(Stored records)
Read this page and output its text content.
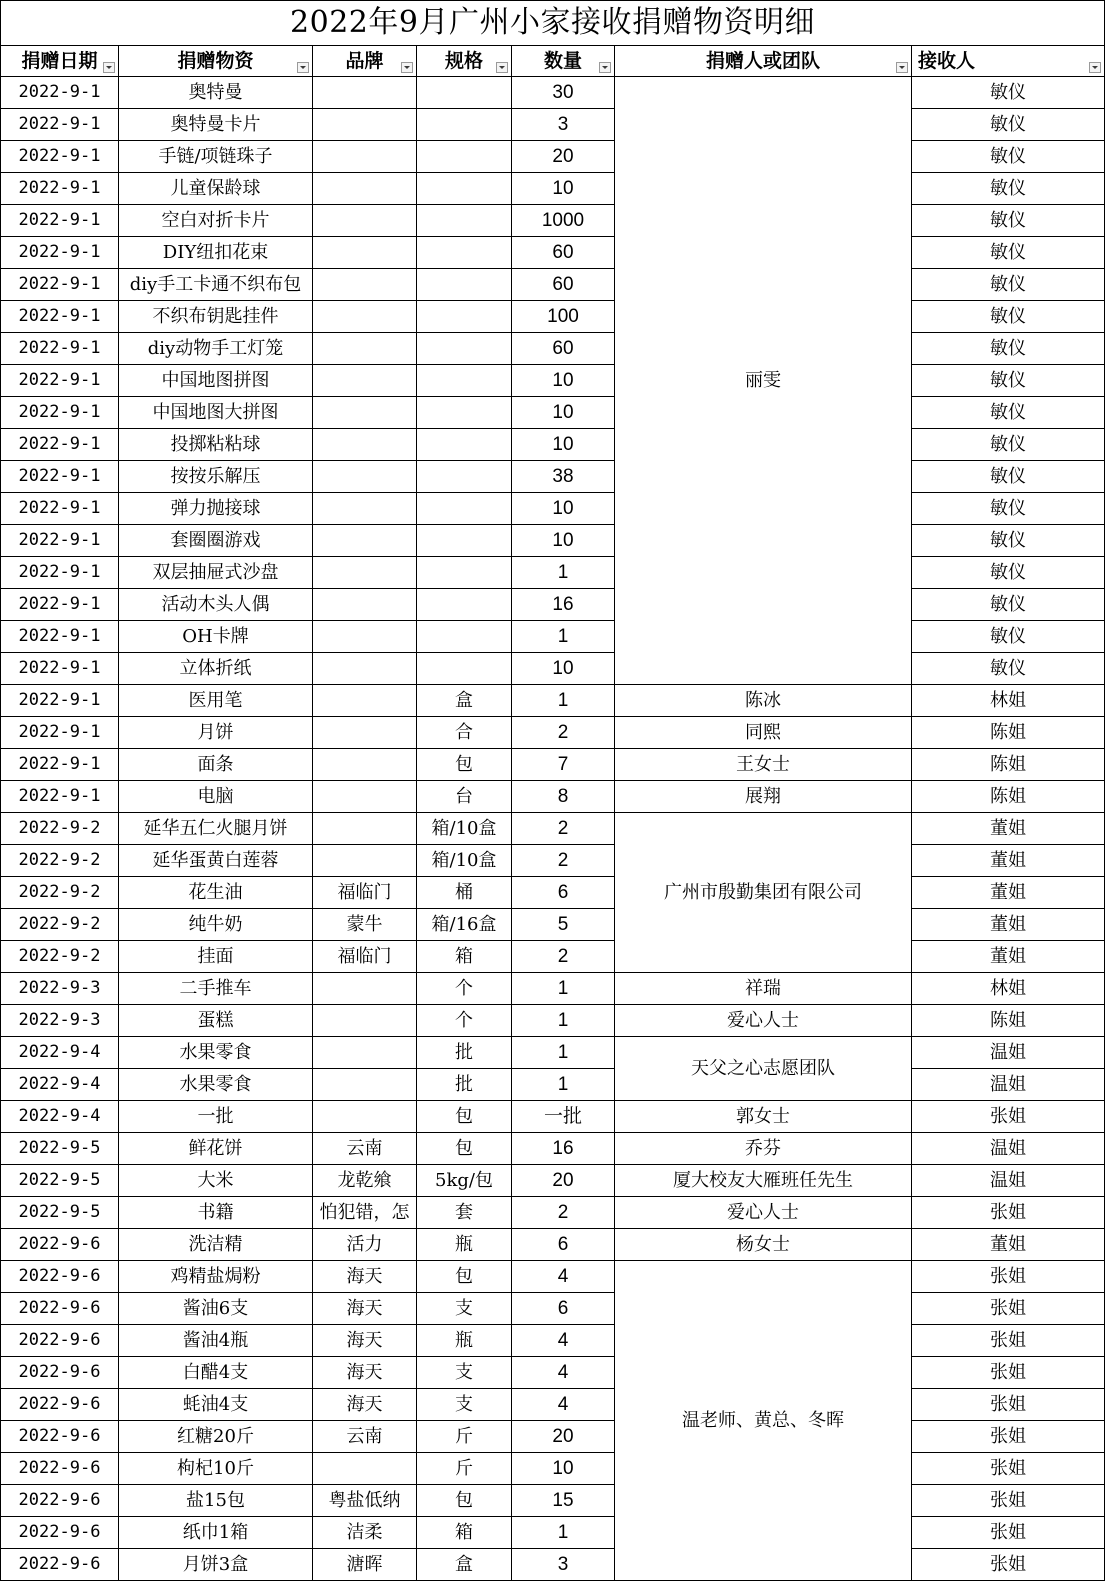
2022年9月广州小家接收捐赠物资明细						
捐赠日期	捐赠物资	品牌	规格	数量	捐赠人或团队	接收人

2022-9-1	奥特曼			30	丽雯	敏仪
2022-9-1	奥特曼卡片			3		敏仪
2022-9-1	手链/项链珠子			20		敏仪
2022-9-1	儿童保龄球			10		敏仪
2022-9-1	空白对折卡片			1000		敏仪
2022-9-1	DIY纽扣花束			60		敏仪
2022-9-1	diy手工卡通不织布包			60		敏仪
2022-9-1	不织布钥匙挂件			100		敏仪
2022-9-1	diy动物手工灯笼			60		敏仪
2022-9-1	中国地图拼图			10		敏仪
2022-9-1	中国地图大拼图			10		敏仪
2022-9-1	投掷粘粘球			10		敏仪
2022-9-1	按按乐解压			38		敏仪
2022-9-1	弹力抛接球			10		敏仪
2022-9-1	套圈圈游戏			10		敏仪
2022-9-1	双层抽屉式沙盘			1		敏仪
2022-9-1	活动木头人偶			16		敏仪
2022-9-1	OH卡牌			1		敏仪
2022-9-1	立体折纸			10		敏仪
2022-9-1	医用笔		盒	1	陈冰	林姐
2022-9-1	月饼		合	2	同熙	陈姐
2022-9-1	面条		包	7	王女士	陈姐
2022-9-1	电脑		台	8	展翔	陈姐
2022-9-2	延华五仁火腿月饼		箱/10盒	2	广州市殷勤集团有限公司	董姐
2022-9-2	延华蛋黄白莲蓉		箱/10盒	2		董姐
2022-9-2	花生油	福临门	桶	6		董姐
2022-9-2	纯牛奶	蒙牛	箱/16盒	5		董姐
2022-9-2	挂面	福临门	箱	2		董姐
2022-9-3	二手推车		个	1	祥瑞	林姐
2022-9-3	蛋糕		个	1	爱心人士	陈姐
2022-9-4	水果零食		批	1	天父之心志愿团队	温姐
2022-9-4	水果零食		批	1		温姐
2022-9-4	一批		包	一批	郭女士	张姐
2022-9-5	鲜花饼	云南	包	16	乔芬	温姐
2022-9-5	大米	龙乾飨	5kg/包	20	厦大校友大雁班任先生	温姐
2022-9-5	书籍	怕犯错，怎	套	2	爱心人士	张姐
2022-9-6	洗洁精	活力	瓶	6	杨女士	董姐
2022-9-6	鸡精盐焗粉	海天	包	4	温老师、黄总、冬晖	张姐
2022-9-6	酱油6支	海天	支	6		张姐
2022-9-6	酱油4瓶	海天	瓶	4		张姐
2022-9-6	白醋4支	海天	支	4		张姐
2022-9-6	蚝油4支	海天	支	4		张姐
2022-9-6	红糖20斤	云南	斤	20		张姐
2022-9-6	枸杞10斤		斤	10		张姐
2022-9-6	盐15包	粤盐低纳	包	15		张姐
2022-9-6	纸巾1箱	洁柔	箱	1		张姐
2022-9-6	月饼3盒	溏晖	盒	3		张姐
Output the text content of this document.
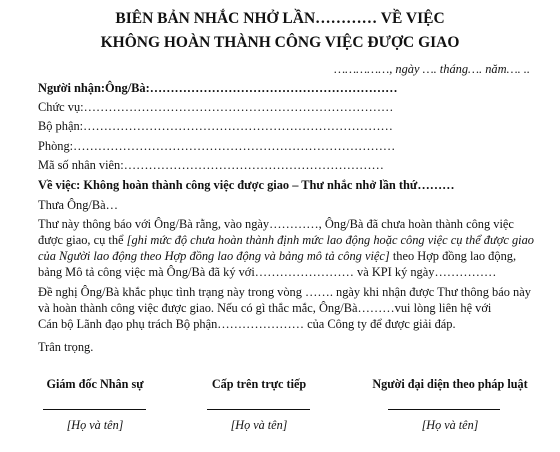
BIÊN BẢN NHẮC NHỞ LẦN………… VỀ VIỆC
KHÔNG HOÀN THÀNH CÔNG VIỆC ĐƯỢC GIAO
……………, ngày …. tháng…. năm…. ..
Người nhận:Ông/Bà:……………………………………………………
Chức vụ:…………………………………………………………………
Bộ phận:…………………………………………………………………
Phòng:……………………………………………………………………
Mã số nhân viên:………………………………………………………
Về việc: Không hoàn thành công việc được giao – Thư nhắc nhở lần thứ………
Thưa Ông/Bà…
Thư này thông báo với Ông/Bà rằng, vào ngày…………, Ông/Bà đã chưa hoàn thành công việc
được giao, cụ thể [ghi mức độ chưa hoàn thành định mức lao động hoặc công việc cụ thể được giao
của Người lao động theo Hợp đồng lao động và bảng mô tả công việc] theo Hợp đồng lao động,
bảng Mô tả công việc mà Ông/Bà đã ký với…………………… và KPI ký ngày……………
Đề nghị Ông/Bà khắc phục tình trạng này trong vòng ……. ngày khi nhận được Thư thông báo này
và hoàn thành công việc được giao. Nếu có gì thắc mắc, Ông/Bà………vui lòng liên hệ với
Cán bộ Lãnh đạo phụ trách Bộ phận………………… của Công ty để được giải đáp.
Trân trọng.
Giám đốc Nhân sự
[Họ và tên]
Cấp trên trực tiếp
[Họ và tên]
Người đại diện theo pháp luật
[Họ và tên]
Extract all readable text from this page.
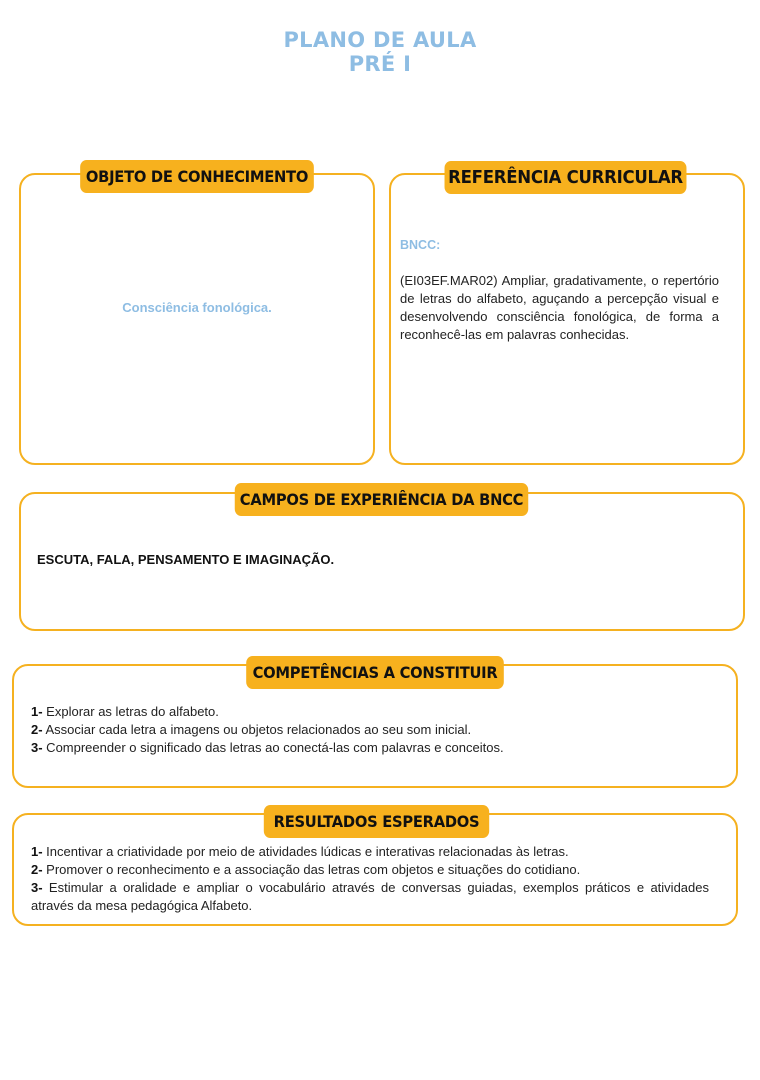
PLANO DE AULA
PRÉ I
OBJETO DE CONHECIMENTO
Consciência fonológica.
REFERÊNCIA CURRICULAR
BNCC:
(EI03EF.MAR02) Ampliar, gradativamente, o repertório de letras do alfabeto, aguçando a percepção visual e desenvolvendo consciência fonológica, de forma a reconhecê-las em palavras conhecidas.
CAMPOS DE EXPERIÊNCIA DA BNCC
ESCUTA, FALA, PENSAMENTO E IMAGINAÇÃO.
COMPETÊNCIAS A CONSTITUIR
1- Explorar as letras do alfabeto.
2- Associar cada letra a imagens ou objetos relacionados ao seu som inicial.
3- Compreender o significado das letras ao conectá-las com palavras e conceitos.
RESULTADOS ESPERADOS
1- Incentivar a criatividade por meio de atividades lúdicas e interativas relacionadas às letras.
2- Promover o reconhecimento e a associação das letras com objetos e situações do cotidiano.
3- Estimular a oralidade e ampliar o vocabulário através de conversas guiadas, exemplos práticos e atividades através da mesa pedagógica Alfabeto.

Given request: Return the whole listing, word for word, and leave out every picture.

Finished exercise:
Read this page and output its text content.
2022年9月广州小家接收捐赠物资明细						
捐赠日期	捐赠物资	品牌	规格	数量	捐赠人或团队	接收人

2022-9-1	奥特曼			30	丽雯	敏仪
2022-9-1	奥特曼卡片			3		敏仪
2022-9-1	手链/项链珠子			20		敏仪
2022-9-1	儿童保龄球			10		敏仪
2022-9-1	空白对折卡片			1000		敏仪
2022-9-1	DIY纽扣花束			60		敏仪
2022-9-1	diy手工卡通不织布包			60		敏仪
2022-9-1	不织布钥匙挂件			100		敏仪
2022-9-1	diy动物手工灯笼			60		敏仪
2022-9-1	中国地图拼图			10		敏仪
2022-9-1	中国地图大拼图			10		敏仪
2022-9-1	投掷粘粘球			10		敏仪
2022-9-1	按按乐解压			38		敏仪
2022-9-1	弹力抛接球			10		敏仪
2022-9-1	套圈圈游戏			10		敏仪
2022-9-1	双层抽屉式沙盘			1		敏仪
2022-9-1	活动木头人偶			16		敏仪
2022-9-1	OH卡牌			1		敏仪
2022-9-1	立体折纸			10		敏仪
2022-9-1	医用笔		盒	1	陈冰	林姐
2022-9-1	月饼		合	2	同熙	陈姐
2022-9-1	面条		包	7	王女士	陈姐
2022-9-1	电脑		台	8	展翔	陈姐
2022-9-2	延华五仁火腿月饼		箱/10盒	2	广州市殷勤集团有限公司	董姐
2022-9-2	延华蛋黄白莲蓉		箱/10盒	2		董姐
2022-9-2	花生油	福临门	桶	6		董姐
2022-9-2	纯牛奶	蒙牛	箱/16盒	5		董姐
2022-9-2	挂面	福临门	箱	2		董姐
2022-9-3	二手推车		个	1	祥瑞	林姐
2022-9-3	蛋糕		个	1	爱心人士	陈姐
2022-9-4	水果零食		批	1	天父之心志愿团队	温姐
2022-9-4	水果零食		批	1		温姐
2022-9-4	一批		包	一批	郭女士	张姐
2022-9-5	鲜花饼	云南	包	16	乔芬	温姐
2022-9-5	大米	龙乾飨	5kg/包	20	厦大校友大雁班任先生	温姐
2022-9-5	书籍	怕犯错，怎	套	2	爱心人士	张姐
2022-9-6	洗洁精	活力	瓶	6	杨女士	董姐
2022-9-6	鸡精盐焗粉	海天	包	4	温老师、黄总、冬晖	张姐
2022-9-6	酱油6支	海天	支	6		张姐
2022-9-6	酱油4瓶	海天	瓶	4		张姐
2022-9-6	白醋4支	海天	支	4		张姐
2022-9-6	蚝油4支	海天	支	4		张姐
2022-9-6	红糖20斤	云南	斤	20		张姐
2022-9-6	枸杞10斤		斤	10		张姐
2022-9-6	盐15包	粤盐低纳	包	15		张姐
2022-9-6	纸巾1箱	洁柔	箱	1		张姐
2022-9-6	月饼3盒	溏晖	盒	3		张姐
Output the text content of this document.
BIÊN BẢN NHẮC NHỞ LẦN………… VỀ VIỆC
KHÔNG HOÀN THÀNH CÔNG VIỆC ĐƯỢC GIAO
……………, ngày …. tháng…. năm…. ..
Người nhận:Ông/Bà:……………………………………………………
Chức vụ:…………………………………………………………………
Bộ phận:…………………………………………………………………
Phòng:……………………………………………………………………
Mã số nhân viên:………………………………………………………
Về việc: Không hoàn thành công việc được giao – Thư nhắc nhở lần thứ………
Thưa Ông/Bà…
Thư này thông báo với Ông/Bà rằng, vào ngày…………, Ông/Bà đã chưa hoàn thành công việc
được giao, cụ thể [ghi mức độ chưa hoàn thành định mức lao động hoặc công việc cụ thể được giao
của Người lao động theo Hợp đồng lao động và bảng mô tả công việc] theo Hợp đồng lao động,
bảng Mô tả công việc mà Ông/Bà đã ký với…………………… và KPI ký ngày……………
Đề nghị Ông/Bà khắc phục tình trạng này trong vòng ……. ngày khi nhận được Thư thông báo này
và hoàn thành công việc được giao. Nếu có gì thắc mắc, Ông/Bà………vui lòng liên hệ với
Cán bộ Lãnh đạo phụ trách Bộ phận………………… của Công ty để được giải đáp.
Trân trọng.
Giám đốc Nhân sự
[Họ và tên]
Cấp trên trực tiếp
[Họ và tên]
Người đại diện theo pháp luật
[Họ và tên]
Extract all readable text from this page.
PLANO DE AULA
PRÉ I
OBJETO DE CONHECIMENTO
Consciência fonológica.
REFERÊNCIA CURRICULAR
BNCC:
(EI03EF.MAR02) Ampliar, gradativamente, o repertório de letras do alfabeto, aguçando a percepção visual e desenvolvendo consciência fonológica, de forma a reconhecê-las em palavras conhecidas.
CAMPOS DE EXPERIÊNCIA DA BNCC
ESCUTA, FALA, PENSAMENTO E IMAGINAÇÃO.
COMPETÊNCIAS A CONSTITUIR
1- Explorar as letras do alfabeto.
2- Associar cada letra a imagens ou objetos relacionados ao seu som inicial.
3- Compreender o significado das letras ao conectá-las com palavras e conceitos.
RESULTADOS ESPERADOS
1- Incentivar a criatividade por meio de atividades lúdicas e interativas relacionadas às letras.
2- Promover o reconhecimento e a associação das letras com objetos e situações do cotidiano.
3- Estimular a oralidade e ampliar o vocabulário através de conversas guiadas, exemplos práticos e atividades através da mesa pedagógica Alfabeto.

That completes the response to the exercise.